◆ **Passage shown**:
In fact, she was an excellent student and graduated from the bachelor’s program cum laude, says Larry Kaplan, director of the Alaska Native Language Center at UAF and one of Cooley’s program advisors.

“She was interested and hardworking, and when she didn’t understand something she’d be in my office seeking to understand it,” he says.

“She is the kind of student I wish we had more of.”

She was also a valuable resource for other students because of her knowledge of her language and her maturity, adds Kaplan, who invited her to his linguistics classes to talk about Tlingit language and culture.

“She was a wonderful warm presence, and the students really came to appreciate having her as a friend.”

Cooley’s main focus during her time in Fairbanks was her work with Tlingit specialist Dr. Jeff Leer, which included assisting with the compilation of an Interior Tlingit noun dictionary.

“That was one of my assignments when I went back in the fall of 1999 to begin work on the bachelor’s degree,” explains Cooley.

“Dr. Leer would ask me to take each word he’d gathered and use it in a sentence so that he could double-check the information.

“It was very interesting work, I really enjoyed it.”

The dictionary was published this fall by the Yukon Native Language Centre after many years of dedicated work by both Leer and a number of Tlingit elders and speakers.

A fluent speaker of Tlingit herself, Cooley attended residential school but managed to keep her language thanks to the advice of her father, Bobby Thomas Jackson.

“When you get away from the people that can hear you and punish you, you can speak amongst yourselves,” Cooley says he told her and her sisters and brothers.

He also told her that even if she couldn’t speak the language, she could think in it.

◆ **Information shown**:

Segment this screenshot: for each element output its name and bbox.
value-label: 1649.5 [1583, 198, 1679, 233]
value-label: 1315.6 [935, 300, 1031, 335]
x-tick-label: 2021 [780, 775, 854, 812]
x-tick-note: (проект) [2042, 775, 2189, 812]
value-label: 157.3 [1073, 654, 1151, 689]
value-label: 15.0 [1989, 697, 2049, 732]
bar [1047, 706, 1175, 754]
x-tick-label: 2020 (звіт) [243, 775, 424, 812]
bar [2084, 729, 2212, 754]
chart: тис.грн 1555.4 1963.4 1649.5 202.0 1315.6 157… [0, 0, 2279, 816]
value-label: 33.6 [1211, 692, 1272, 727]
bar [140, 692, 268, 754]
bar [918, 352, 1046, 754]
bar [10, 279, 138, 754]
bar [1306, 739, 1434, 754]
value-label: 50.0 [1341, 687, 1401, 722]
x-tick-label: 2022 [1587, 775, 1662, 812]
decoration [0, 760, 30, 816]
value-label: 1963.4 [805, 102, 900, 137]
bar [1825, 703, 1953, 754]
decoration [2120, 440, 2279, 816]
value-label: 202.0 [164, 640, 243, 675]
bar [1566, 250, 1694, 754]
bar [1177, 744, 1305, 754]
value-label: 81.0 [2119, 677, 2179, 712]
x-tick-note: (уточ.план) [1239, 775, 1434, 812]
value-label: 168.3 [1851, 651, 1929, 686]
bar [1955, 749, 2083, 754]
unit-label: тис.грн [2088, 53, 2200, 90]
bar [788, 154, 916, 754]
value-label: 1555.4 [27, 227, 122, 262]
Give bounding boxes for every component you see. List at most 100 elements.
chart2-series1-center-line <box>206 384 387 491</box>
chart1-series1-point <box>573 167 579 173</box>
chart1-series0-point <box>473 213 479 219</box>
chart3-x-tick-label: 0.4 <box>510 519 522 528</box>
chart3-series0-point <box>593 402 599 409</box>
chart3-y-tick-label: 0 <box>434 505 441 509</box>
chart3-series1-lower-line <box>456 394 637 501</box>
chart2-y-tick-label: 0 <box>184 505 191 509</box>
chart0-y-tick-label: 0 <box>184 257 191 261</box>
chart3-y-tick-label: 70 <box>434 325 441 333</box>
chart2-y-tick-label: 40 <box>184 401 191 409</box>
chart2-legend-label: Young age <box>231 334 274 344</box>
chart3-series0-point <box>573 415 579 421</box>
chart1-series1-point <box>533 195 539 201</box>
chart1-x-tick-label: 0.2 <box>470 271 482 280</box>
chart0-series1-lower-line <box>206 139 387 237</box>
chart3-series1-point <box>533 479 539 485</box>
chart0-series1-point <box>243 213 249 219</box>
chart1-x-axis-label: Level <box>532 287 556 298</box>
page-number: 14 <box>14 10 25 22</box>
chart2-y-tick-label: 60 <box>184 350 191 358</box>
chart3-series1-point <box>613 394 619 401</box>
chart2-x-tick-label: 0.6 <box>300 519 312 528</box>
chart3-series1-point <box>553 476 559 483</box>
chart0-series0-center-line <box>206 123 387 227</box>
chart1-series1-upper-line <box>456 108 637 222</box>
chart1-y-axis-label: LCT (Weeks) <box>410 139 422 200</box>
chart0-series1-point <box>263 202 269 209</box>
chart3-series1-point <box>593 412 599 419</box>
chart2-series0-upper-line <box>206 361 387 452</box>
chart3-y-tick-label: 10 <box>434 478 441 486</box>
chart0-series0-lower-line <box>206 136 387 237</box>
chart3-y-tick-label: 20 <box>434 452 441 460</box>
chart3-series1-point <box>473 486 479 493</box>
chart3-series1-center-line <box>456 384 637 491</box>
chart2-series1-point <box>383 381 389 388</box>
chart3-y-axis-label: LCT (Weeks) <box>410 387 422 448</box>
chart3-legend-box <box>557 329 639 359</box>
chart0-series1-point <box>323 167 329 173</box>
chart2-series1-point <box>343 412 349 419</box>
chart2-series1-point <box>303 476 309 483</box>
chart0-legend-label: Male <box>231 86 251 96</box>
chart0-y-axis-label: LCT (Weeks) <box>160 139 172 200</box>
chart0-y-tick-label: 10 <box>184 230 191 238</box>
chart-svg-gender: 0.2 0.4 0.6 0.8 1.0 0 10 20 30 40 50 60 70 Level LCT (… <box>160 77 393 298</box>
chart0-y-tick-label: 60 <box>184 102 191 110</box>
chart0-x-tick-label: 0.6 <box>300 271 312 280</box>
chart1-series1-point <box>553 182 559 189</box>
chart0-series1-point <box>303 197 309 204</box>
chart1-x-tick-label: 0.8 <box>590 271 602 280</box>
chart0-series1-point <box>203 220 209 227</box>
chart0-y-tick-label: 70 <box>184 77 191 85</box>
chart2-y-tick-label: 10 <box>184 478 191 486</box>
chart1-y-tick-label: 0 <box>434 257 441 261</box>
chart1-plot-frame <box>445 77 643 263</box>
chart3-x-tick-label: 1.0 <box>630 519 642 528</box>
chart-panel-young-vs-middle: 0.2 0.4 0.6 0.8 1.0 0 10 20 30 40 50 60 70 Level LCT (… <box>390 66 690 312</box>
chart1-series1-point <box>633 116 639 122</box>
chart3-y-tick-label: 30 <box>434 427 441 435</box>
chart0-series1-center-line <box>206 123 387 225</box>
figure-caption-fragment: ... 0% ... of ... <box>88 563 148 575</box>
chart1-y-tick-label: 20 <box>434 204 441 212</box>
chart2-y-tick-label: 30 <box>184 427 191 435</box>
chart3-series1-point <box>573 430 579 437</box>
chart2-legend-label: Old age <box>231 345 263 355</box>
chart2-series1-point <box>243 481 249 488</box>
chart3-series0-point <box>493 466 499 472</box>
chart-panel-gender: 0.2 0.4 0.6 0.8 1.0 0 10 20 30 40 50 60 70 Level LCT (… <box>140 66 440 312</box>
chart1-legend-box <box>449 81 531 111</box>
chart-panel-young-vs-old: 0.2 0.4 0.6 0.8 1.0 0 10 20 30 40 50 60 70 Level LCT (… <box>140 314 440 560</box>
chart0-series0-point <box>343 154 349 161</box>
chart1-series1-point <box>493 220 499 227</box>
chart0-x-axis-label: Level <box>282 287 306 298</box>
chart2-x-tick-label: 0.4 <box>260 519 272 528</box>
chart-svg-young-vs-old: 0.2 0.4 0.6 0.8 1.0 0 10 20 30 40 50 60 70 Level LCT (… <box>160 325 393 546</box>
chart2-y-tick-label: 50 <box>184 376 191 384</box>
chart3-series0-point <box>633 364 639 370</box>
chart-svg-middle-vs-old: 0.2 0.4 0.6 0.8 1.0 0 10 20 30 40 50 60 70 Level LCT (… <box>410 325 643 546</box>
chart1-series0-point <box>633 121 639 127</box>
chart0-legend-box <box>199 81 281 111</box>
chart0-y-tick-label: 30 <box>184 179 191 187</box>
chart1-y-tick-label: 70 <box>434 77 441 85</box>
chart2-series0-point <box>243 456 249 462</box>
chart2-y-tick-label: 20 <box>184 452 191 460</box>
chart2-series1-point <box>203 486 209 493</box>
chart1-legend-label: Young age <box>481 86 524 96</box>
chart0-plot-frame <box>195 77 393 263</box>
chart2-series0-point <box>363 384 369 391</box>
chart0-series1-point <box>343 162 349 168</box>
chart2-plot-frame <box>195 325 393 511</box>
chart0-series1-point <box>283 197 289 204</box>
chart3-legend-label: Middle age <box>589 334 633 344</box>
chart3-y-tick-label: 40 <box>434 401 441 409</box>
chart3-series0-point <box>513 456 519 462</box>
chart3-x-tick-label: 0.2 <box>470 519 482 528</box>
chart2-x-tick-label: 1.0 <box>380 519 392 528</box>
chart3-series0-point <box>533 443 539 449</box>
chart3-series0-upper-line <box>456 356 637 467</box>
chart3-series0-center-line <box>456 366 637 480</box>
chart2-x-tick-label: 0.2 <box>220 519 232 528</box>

◆ **Problem statement**:
In the text about Cooley, echo everything from "Cooley’s main focus" down to "double-check the information.". The entries were taken from a different source than the text.

◆ **Result of this task**:
Cooley’s main focus during her time in Fairbanks was her work with Tlingit specialist Dr. Jeff Leer, which included assisting with the compilation of an Interior Tlingit noun dictionary.

“That was one of my assignments when I went back in the fall of 1999 to begin work on the bachelor’s degree,” explains Cooley.

“Dr. Leer would ask me to take each word he’d gathered and use it in a sentence so that he could double-check the information.